## Set problem:
Output all of the data below exactly as given.

## Available records:
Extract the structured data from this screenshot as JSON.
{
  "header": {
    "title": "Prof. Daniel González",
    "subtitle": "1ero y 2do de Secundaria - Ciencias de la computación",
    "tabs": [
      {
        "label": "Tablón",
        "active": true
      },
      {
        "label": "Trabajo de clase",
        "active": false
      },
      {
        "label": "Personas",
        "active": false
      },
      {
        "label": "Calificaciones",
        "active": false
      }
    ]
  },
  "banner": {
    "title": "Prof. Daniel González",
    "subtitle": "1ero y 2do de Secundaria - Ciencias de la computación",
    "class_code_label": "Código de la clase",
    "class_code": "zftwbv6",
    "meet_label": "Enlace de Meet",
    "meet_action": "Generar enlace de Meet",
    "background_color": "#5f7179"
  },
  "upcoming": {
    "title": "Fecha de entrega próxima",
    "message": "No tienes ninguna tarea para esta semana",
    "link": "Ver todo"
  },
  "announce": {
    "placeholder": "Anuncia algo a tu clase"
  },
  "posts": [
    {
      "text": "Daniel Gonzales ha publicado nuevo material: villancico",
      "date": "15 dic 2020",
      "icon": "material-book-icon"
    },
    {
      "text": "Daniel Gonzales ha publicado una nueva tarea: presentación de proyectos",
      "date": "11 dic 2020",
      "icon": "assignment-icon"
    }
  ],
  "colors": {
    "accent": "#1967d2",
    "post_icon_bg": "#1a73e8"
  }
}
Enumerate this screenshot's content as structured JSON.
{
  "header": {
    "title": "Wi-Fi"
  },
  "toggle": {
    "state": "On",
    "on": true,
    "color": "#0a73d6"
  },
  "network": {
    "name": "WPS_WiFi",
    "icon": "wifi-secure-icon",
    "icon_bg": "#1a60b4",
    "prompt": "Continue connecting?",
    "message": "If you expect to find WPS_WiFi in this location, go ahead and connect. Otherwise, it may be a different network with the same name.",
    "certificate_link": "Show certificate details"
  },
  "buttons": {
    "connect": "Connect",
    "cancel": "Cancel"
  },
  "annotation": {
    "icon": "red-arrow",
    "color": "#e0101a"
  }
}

## Reply to the exercise:
Extract the structured data from this screenshot as JSON.
{
  "header": {
    "title": "Prof. Daniel González",
    "subtitle": "1ero y 2do de Secundaria - Ciencias de la computación",
    "tabs": [
      {
        "label": "Tablón",
        "active": true
      },
      {
        "label": "Trabajo de clase",
        "active": false
      },
      {
        "label": "Personas",
        "active": false
      },
      {
        "label": "Calificaciones",
        "active": false
      }
    ]
  },
  "banner": {
    "title": "Prof. Daniel González",
    "subtitle": "1ero y 2do de Secundaria - Ciencias de la computación",
    "class_code_label": "Código de la clase",
    "class_code": "zftwbv6",
    "meet_label": "Enlace de Meet",
    "meet_action": "Generar enlace de Meet",
    "background_color": "#5f7179"
  },
  "upcoming": {
    "title": "Fecha de entrega próxima",
    "message": "No tienes ninguna tarea para esta semana",
    "link": "Ver todo"
  },
  "announce": {
    "placeholder": "Anuncia algo a tu clase"
  },
  "posts": [
    {
      "text": "Daniel Gonzales ha publicado nuevo material: villancico",
      "date": "15 dic 2020",
      "icon": "material-book-icon"
    },
    {
      "text": "Daniel Gonzales ha publicado una nueva tarea: presentación de proyectos",
      "date": "11 dic 2020",
      "icon": "assignment-icon"
    }
  ],
  "colors": {
    "accent": "#1967d2",
    "post_icon_bg": "#1a73e8"
  }
}
Enumerate this screenshot's content as structured JSON.
{
  "header": {
    "title": "Wi-Fi"
  },
  "toggle": {
    "state": "On",
    "on": true,
    "color": "#0a73d6"
  },
  "network": {
    "name": "WPS_WiFi",
    "icon": "wifi-secure-icon",
    "icon_bg": "#1a60b4",
    "prompt": "Continue connecting?",
    "message": "If you expect to find WPS_WiFi in this location, go ahead and connect. Otherwise, it may be a different network with the same name.",
    "certificate_link": "Show certificate details"
  },
  "buttons": {
    "connect": "Connect",
    "cancel": "Cancel"
  },
  "annotation": {
    "icon": "red-arrow",
    "color": "#e0101a"
  }
}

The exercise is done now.